Source data
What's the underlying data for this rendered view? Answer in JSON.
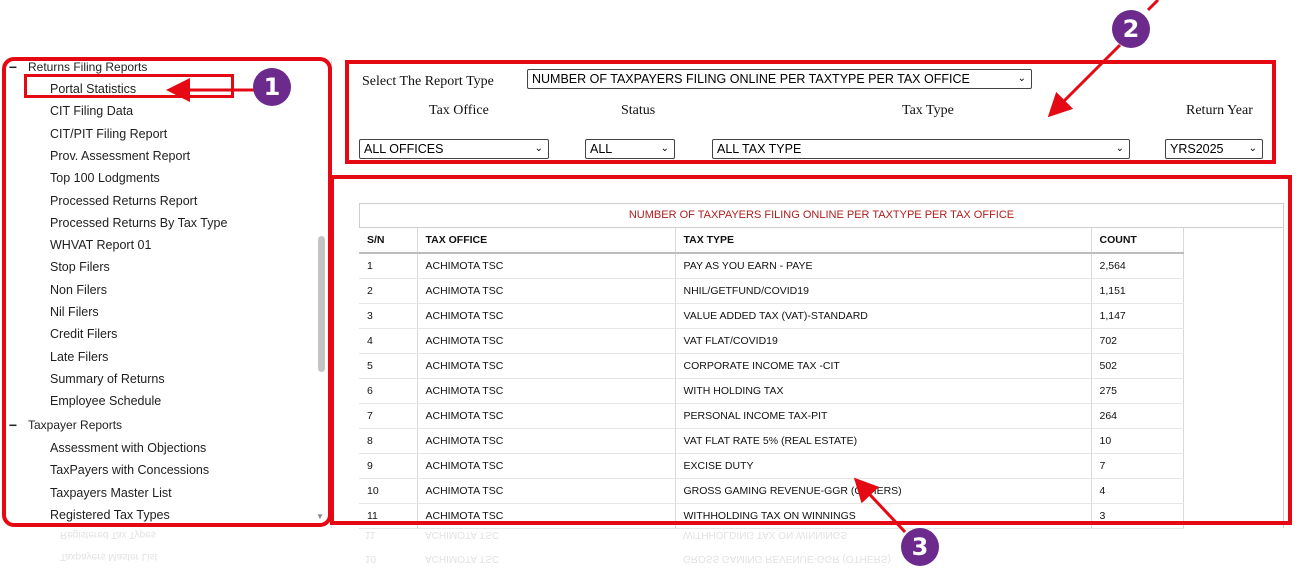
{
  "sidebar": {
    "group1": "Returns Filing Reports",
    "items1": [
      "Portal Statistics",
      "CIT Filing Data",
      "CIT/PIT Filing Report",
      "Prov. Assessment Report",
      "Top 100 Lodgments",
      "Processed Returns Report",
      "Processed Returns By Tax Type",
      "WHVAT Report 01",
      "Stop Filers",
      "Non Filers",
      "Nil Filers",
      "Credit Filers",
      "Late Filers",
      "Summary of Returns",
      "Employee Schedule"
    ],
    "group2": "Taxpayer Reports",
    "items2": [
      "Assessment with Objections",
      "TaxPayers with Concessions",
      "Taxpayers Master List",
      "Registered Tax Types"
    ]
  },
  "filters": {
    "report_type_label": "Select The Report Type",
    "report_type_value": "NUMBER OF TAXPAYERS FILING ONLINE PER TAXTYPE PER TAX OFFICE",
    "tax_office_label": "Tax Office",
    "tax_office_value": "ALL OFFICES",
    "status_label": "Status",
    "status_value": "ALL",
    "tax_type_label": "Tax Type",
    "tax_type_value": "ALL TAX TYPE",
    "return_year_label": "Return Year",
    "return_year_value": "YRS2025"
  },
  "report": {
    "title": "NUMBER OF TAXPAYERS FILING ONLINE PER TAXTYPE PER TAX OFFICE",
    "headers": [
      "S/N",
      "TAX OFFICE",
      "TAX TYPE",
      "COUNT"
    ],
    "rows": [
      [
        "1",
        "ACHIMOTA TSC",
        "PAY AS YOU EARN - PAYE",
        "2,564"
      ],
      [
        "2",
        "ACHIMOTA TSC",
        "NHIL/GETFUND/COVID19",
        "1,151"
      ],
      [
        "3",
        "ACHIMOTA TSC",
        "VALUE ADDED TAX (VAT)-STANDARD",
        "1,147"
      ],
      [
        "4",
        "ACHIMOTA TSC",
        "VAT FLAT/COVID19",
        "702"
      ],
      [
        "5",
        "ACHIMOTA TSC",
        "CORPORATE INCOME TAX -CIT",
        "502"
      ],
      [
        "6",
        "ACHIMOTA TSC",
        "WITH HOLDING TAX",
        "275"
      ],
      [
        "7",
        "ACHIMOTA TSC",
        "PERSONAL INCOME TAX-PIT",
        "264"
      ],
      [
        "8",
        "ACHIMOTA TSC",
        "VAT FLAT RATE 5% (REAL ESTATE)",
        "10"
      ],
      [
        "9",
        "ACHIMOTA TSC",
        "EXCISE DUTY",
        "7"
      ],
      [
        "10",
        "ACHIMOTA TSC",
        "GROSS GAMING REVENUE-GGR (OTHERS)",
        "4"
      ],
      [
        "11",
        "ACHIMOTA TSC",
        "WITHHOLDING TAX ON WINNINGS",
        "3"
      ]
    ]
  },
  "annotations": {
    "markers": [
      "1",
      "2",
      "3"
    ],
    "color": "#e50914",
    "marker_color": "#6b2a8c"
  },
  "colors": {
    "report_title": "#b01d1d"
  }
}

Goal of the exercise –
Filter the data for the string "Filers" and copy every line that has it.

Output below –
      "Stop Filers",
      "Non Filers",
      "Nil Filers",
      "Credit Filers",
      "Late Filers",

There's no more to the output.